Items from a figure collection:

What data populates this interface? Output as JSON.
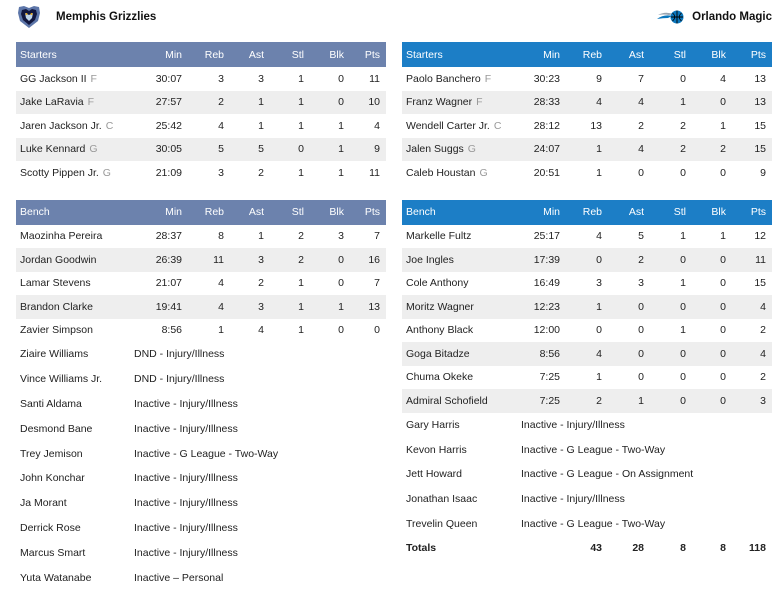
{
  "home": {
    "name": "Memphis Grizzlies",
    "starters": {
      "headers": [
        "Starters",
        "Min",
        "Reb",
        "Ast",
        "Stl",
        "Blk",
        "Pts"
      ],
      "rows": [
        {
          "name": "GG Jackson II",
          "pos": "F",
          "min": "30:07",
          "reb": "3",
          "ast": "3",
          "stl": "1",
          "blk": "0",
          "pts": "11"
        },
        {
          "name": "Jake LaRavia",
          "pos": "F",
          "min": "27:57",
          "reb": "2",
          "ast": "1",
          "stl": "1",
          "blk": "0",
          "pts": "10"
        },
        {
          "name": "Jaren Jackson Jr.",
          "pos": "C",
          "min": "25:42",
          "reb": "4",
          "ast": "1",
          "stl": "1",
          "blk": "1",
          "pts": "4"
        },
        {
          "name": "Luke Kennard",
          "pos": "G",
          "min": "30:05",
          "reb": "5",
          "ast": "5",
          "stl": "0",
          "blk": "1",
          "pts": "9"
        },
        {
          "name": "Scotty Pippen Jr.",
          "pos": "G",
          "min": "21:09",
          "reb": "3",
          "ast": "2",
          "stl": "1",
          "blk": "1",
          "pts": "11"
        }
      ]
    },
    "bench": {
      "headers": [
        "Bench",
        "Min",
        "Reb",
        "Ast",
        "Stl",
        "Blk",
        "Pts"
      ],
      "rows": [
        {
          "name": "Maozinha Pereira",
          "min": "28:37",
          "reb": "8",
          "ast": "1",
          "stl": "2",
          "blk": "3",
          "pts": "7"
        },
        {
          "name": "Jordan Goodwin",
          "min": "26:39",
          "reb": "11",
          "ast": "3",
          "stl": "2",
          "blk": "0",
          "pts": "16"
        },
        {
          "name": "Lamar Stevens",
          "min": "21:07",
          "reb": "4",
          "ast": "2",
          "stl": "1",
          "blk": "0",
          "pts": "7"
        },
        {
          "name": "Brandon Clarke",
          "min": "19:41",
          "reb": "4",
          "ast": "3",
          "stl": "1",
          "blk": "1",
          "pts": "13"
        },
        {
          "name": "Zavier Simpson",
          "min": "8:56",
          "reb": "1",
          "ast": "4",
          "stl": "1",
          "blk": "0",
          "pts": "0"
        }
      ]
    },
    "dnp": [
      {
        "name": "Ziaire Williams",
        "status": "DND - Injury/Illness"
      },
      {
        "name": "Vince Williams Jr.",
        "status": "DND - Injury/Illness"
      },
      {
        "name": "Santi Aldama",
        "status": "Inactive - Injury/Illness"
      },
      {
        "name": "Desmond Bane",
        "status": "Inactive - Injury/Illness"
      },
      {
        "name": "Trey Jemison",
        "status": "Inactive - G League - Two-Way"
      },
      {
        "name": "John Konchar",
        "status": "Inactive - Injury/Illness"
      },
      {
        "name": "Ja Morant",
        "status": "Inactive - Injury/Illness"
      },
      {
        "name": "Derrick Rose",
        "status": "Inactive - Injury/Illness"
      },
      {
        "name": "Marcus Smart",
        "status": "Inactive - Injury/Illness"
      },
      {
        "name": "Yuta Watanabe",
        "status": "Inactive – Personal"
      }
    ]
  },
  "away": {
    "name": "Orlando Magic",
    "starters": {
      "headers": [
        "Starters",
        "Min",
        "Reb",
        "Ast",
        "Stl",
        "Blk",
        "Pts"
      ],
      "rows": [
        {
          "name": "Paolo Banchero",
          "pos": "F",
          "min": "30:23",
          "reb": "9",
          "ast": "7",
          "stl": "0",
          "blk": "4",
          "pts": "13"
        },
        {
          "name": "Franz Wagner",
          "pos": "F",
          "min": "28:33",
          "reb": "4",
          "ast": "4",
          "stl": "1",
          "blk": "0",
          "pts": "13"
        },
        {
          "name": "Wendell Carter Jr.",
          "pos": "C",
          "min": "28:12",
          "reb": "13",
          "ast": "2",
          "stl": "2",
          "blk": "1",
          "pts": "15"
        },
        {
          "name": "Jalen Suggs",
          "pos": "G",
          "min": "24:07",
          "reb": "1",
          "ast": "4",
          "stl": "2",
          "blk": "2",
          "pts": "15"
        },
        {
          "name": "Caleb Houstan",
          "pos": "G",
          "min": "20:51",
          "reb": "1",
          "ast": "0",
          "stl": "0",
          "blk": "0",
          "pts": "9"
        }
      ]
    },
    "bench": {
      "headers": [
        "Bench",
        "Min",
        "Reb",
        "Ast",
        "Stl",
        "Blk",
        "Pts"
      ],
      "rows": [
        {
          "name": "Markelle Fultz",
          "min": "25:17",
          "reb": "4",
          "ast": "5",
          "stl": "1",
          "blk": "1",
          "pts": "12"
        },
        {
          "name": "Joe Ingles",
          "min": "17:39",
          "reb": "0",
          "ast": "2",
          "stl": "0",
          "blk": "0",
          "pts": "11"
        },
        {
          "name": "Cole Anthony",
          "min": "16:49",
          "reb": "3",
          "ast": "3",
          "stl": "1",
          "blk": "0",
          "pts": "15"
        },
        {
          "name": "Moritz Wagner",
          "min": "12:23",
          "reb": "1",
          "ast": "0",
          "stl": "0",
          "blk": "0",
          "pts": "4"
        },
        {
          "name": "Anthony Black",
          "min": "12:00",
          "reb": "0",
          "ast": "0",
          "stl": "1",
          "blk": "0",
          "pts": "2"
        },
        {
          "name": "Goga Bitadze",
          "min": "8:56",
          "reb": "4",
          "ast": "0",
          "stl": "0",
          "blk": "0",
          "pts": "4"
        },
        {
          "name": "Chuma Okeke",
          "min": "7:25",
          "reb": "1",
          "ast": "0",
          "stl": "0",
          "blk": "0",
          "pts": "2"
        },
        {
          "name": "Admiral Schofield",
          "min": "7:25",
          "reb": "2",
          "ast": "1",
          "stl": "0",
          "blk": "0",
          "pts": "3"
        }
      ]
    },
    "dnp": [
      {
        "name": "Gary Harris",
        "status": "Inactive - Injury/Illness"
      },
      {
        "name": "Kevon Harris",
        "status": "Inactive - G League - Two-Way"
      },
      {
        "name": "Jett Howard",
        "status": "Inactive - G League - On Assignment"
      },
      {
        "name": "Jonathan Isaac",
        "status": "Inactive - Injury/Illness"
      },
      {
        "name": "Trevelin Queen",
        "status": "Inactive - G League - Two-Way"
      }
    ],
    "totals": {
      "label": "Totals",
      "reb": "43",
      "ast": "28",
      "stl": "8",
      "blk": "8",
      "pts": "118"
    }
  },
  "icons": {
    "home_logo": "grizzlies-logo-icon",
    "away_logo": "magic-logo-icon"
  },
  "colors": {
    "home_header": "#6c82ad",
    "away_header": "#1c7ec6",
    "stripe": "#eeeeee"
  }
}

## YOUR GOAL
Exclude the images, then output the data above word for word.

## SOLVED PROBLEM
What data populates this interface? Output as JSON.
{
  "home": {
    "name": "Memphis Grizzlies",
    "starters": {
      "headers": [
        "Starters",
        "Min",
        "Reb",
        "Ast",
        "Stl",
        "Blk",
        "Pts"
      ],
      "rows": [
        {
          "name": "GG Jackson II",
          "pos": "F",
          "min": "30:07",
          "reb": "3",
          "ast": "3",
          "stl": "1",
          "blk": "0",
          "pts": "11"
        },
        {
          "name": "Jake LaRavia",
          "pos": "F",
          "min": "27:57",
          "reb": "2",
          "ast": "1",
          "stl": "1",
          "blk": "0",
          "pts": "10"
        },
        {
          "name": "Jaren Jackson Jr.",
          "pos": "C",
          "min": "25:42",
          "reb": "4",
          "ast": "1",
          "stl": "1",
          "blk": "1",
          "pts": "4"
        },
        {
          "name": "Luke Kennard",
          "pos": "G",
          "min": "30:05",
          "reb": "5",
          "ast": "5",
          "stl": "0",
          "blk": "1",
          "pts": "9"
        },
        {
          "name": "Scotty Pippen Jr.",
          "pos": "G",
          "min": "21:09",
          "reb": "3",
          "ast": "2",
          "stl": "1",
          "blk": "1",
          "pts": "11"
        }
      ]
    },
    "bench": {
      "headers": [
        "Bench",
        "Min",
        "Reb",
        "Ast",
        "Stl",
        "Blk",
        "Pts"
      ],
      "rows": [
        {
          "name": "Maozinha Pereira",
          "min": "28:37",
          "reb": "8",
          "ast": "1",
          "stl": "2",
          "blk": "3",
          "pts": "7"
        },
        {
          "name": "Jordan Goodwin",
          "min": "26:39",
          "reb": "11",
          "ast": "3",
          "stl": "2",
          "blk": "0",
          "pts": "16"
        },
        {
          "name": "Lamar Stevens",
          "min": "21:07",
          "reb": "4",
          "ast": "2",
          "stl": "1",
          "blk": "0",
          "pts": "7"
        },
        {
          "name": "Brandon Clarke",
          "min": "19:41",
          "reb": "4",
          "ast": "3",
          "stl": "1",
          "blk": "1",
          "pts": "13"
        },
        {
          "name": "Zavier Simpson",
          "min": "8:56",
          "reb": "1",
          "ast": "4",
          "stl": "1",
          "blk": "0",
          "pts": "0"
        }
      ]
    },
    "dnp": [
      {
        "name": "Ziaire Williams",
        "status": "DND - Injury/Illness"
      },
      {
        "name": "Vince Williams Jr.",
        "status": "DND - Injury/Illness"
      },
      {
        "name": "Santi Aldama",
        "status": "Inactive - Injury/Illness"
      },
      {
        "name": "Desmond Bane",
        "status": "Inactive - Injury/Illness"
      },
      {
        "name": "Trey Jemison",
        "status": "Inactive - G League - Two-Way"
      },
      {
        "name": "John Konchar",
        "status": "Inactive - Injury/Illness"
      },
      {
        "name": "Ja Morant",
        "status": "Inactive - Injury/Illness"
      },
      {
        "name": "Derrick Rose",
        "status": "Inactive - Injury/Illness"
      },
      {
        "name": "Marcus Smart",
        "status": "Inactive - Injury/Illness"
      },
      {
        "name": "Yuta Watanabe",
        "status": "Inactive – Personal"
      }
    ]
  },
  "away": {
    "name": "Orlando Magic",
    "starters": {
      "headers": [
        "Starters",
        "Min",
        "Reb",
        "Ast",
        "Stl",
        "Blk",
        "Pts"
      ],
      "rows": [
        {
          "name": "Paolo Banchero",
          "pos": "F",
          "min": "30:23",
          "reb": "9",
          "ast": "7",
          "stl": "0",
          "blk": "4",
          "pts": "13"
        },
        {
          "name": "Franz Wagner",
          "pos": "F",
          "min": "28:33",
          "reb": "4",
          "ast": "4",
          "stl": "1",
          "blk": "0",
          "pts": "13"
        },
        {
          "name": "Wendell Carter Jr.",
          "pos": "C",
          "min": "28:12",
          "reb": "13",
          "ast": "2",
          "stl": "2",
          "blk": "1",
          "pts": "15"
        },
        {
          "name": "Jalen Suggs",
          "pos": "G",
          "min": "24:07",
          "reb": "1",
          "ast": "4",
          "stl": "2",
          "blk": "2",
          "pts": "15"
        },
        {
          "name": "Caleb Houstan",
          "pos": "G",
          "min": "20:51",
          "reb": "1",
          "ast": "0",
          "stl": "0",
          "blk": "0",
          "pts": "9"
        }
      ]
    },
    "bench": {
      "headers": [
        "Bench",
        "Min",
        "Reb",
        "Ast",
        "Stl",
        "Blk",
        "Pts"
      ],
      "rows": [
        {
          "name": "Markelle Fultz",
          "min": "25:17",
          "reb": "4",
          "ast": "5",
          "stl": "1",
          "blk": "1",
          "pts": "12"
        },
        {
          "name": "Joe Ingles",
          "min": "17:39",
          "reb": "0",
          "ast": "2",
          "stl": "0",
          "blk": "0",
          "pts": "11"
        },
        {
          "name": "Cole Anthony",
          "min": "16:49",
          "reb": "3",
          "ast": "3",
          "stl": "1",
          "blk": "0",
          "pts": "15"
        },
        {
          "name": "Moritz Wagner",
          "min": "12:23",
          "reb": "1",
          "ast": "0",
          "stl": "0",
          "blk": "0",
          "pts": "4"
        },
        {
          "name": "Anthony Black",
          "min": "12:00",
          "reb": "0",
          "ast": "0",
          "stl": "1",
          "blk": "0",
          "pts": "2"
        },
        {
          "name": "Goga Bitadze",
          "min": "8:56",
          "reb": "4",
          "ast": "0",
          "stl": "0",
          "blk": "0",
          "pts": "4"
        },
        {
          "name": "Chuma Okeke",
          "min": "7:25",
          "reb": "1",
          "ast": "0",
          "stl": "0",
          "blk": "0",
          "pts": "2"
        },
        {
          "name": "Admiral Schofield",
          "min": "7:25",
          "reb": "2",
          "ast": "1",
          "stl": "0",
          "blk": "0",
          "pts": "3"
        }
      ]
    },
    "dnp": [
      {
        "name": "Gary Harris",
        "status": "Inactive - Injury/Illness"
      },
      {
        "name": "Kevon Harris",
        "status": "Inactive - G League - Two-Way"
      },
      {
        "name": "Jett Howard",
        "status": "Inactive - G League - On Assignment"
      },
      {
        "name": "Jonathan Isaac",
        "status": "Inactive - Injury/Illness"
      },
      {
        "name": "Trevelin Queen",
        "status": "Inactive - G League - Two-Way"
      }
    ],
    "totals": {
      "label": "Totals",
      "reb": "43",
      "ast": "28",
      "stl": "8",
      "blk": "8",
      "pts": "118"
    }
  },
  "icons": {
    "home_logo": "grizzlies-logo-icon",
    "away_logo": "magic-logo-icon"
  },
  "colors": {
    "home_header": "#6c82ad",
    "away_header": "#1c7ec6",
    "stripe": "#eeeeee"
  }
}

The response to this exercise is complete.